Records supplied =
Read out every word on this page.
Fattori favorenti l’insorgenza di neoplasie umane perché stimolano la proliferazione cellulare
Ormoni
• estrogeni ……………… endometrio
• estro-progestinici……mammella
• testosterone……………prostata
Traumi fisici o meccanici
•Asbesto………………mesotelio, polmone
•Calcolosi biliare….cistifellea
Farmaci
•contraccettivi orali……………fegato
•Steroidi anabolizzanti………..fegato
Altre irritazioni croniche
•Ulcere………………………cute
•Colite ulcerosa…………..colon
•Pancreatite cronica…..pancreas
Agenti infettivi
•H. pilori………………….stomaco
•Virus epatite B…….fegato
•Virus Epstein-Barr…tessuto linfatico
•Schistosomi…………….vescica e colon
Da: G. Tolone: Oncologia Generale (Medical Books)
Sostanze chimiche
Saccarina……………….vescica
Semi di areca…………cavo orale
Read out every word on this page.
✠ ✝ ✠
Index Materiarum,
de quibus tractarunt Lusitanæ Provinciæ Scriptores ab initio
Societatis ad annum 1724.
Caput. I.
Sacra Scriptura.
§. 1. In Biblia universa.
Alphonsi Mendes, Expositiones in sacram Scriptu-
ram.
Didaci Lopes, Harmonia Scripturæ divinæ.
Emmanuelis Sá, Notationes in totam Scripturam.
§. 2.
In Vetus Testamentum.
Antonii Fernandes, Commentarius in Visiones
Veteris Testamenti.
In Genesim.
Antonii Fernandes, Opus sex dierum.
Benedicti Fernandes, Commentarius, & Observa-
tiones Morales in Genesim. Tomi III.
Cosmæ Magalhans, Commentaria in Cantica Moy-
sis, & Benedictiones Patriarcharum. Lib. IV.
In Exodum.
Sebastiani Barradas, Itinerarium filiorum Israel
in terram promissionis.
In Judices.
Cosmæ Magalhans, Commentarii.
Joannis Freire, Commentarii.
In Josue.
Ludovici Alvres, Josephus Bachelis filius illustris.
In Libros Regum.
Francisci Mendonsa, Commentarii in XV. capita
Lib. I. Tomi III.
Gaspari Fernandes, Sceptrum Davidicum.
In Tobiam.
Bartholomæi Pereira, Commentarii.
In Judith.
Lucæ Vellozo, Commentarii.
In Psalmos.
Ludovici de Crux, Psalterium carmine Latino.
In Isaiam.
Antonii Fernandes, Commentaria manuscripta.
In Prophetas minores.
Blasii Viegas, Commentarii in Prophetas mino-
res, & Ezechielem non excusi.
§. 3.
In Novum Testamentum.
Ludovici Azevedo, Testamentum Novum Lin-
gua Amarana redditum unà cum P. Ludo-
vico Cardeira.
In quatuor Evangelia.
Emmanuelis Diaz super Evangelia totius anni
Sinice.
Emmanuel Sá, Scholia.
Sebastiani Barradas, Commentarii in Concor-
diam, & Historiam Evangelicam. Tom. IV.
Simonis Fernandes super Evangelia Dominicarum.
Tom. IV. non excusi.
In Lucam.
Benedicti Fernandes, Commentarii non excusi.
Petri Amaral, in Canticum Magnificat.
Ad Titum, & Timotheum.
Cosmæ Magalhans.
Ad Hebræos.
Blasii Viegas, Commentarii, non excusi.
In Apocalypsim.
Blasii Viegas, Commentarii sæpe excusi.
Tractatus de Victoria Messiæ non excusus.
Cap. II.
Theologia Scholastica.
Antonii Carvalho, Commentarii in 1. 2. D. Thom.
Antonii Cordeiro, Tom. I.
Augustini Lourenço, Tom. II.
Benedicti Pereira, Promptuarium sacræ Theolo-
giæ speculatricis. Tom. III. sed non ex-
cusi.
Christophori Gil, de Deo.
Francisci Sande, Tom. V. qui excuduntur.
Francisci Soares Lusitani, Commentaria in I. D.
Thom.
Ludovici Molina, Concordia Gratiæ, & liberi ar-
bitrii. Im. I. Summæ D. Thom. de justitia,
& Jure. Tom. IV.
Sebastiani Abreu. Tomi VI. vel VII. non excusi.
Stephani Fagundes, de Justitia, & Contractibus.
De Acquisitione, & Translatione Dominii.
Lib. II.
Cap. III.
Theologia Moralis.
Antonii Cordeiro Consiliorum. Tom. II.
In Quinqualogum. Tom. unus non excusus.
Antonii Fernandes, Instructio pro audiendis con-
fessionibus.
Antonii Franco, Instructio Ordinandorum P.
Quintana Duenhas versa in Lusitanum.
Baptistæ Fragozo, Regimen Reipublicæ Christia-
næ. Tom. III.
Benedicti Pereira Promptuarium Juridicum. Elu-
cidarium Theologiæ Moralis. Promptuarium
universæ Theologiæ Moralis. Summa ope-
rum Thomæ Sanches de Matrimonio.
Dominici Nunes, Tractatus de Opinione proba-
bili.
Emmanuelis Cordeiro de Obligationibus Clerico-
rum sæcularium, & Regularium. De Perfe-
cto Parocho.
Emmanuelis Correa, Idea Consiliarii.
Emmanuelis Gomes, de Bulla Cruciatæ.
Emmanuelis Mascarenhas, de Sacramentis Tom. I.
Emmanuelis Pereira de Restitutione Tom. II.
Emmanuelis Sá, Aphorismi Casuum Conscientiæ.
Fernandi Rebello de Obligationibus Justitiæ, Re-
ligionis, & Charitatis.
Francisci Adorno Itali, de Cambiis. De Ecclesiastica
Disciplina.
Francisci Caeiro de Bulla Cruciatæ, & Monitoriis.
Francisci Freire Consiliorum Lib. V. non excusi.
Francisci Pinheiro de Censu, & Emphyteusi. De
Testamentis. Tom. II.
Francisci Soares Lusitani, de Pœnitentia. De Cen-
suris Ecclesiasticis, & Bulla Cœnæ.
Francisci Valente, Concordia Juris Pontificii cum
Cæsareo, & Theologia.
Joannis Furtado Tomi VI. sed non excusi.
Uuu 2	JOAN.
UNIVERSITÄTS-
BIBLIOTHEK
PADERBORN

What is required =
In the data above, copy every line where the string "Cruciatæ" appears.

Reply to the task =
Emmanuelis Gomes, de Bulla Cruciatæ.
Francisci Caeiro de Bulla Cruciatæ, & Monitoriis.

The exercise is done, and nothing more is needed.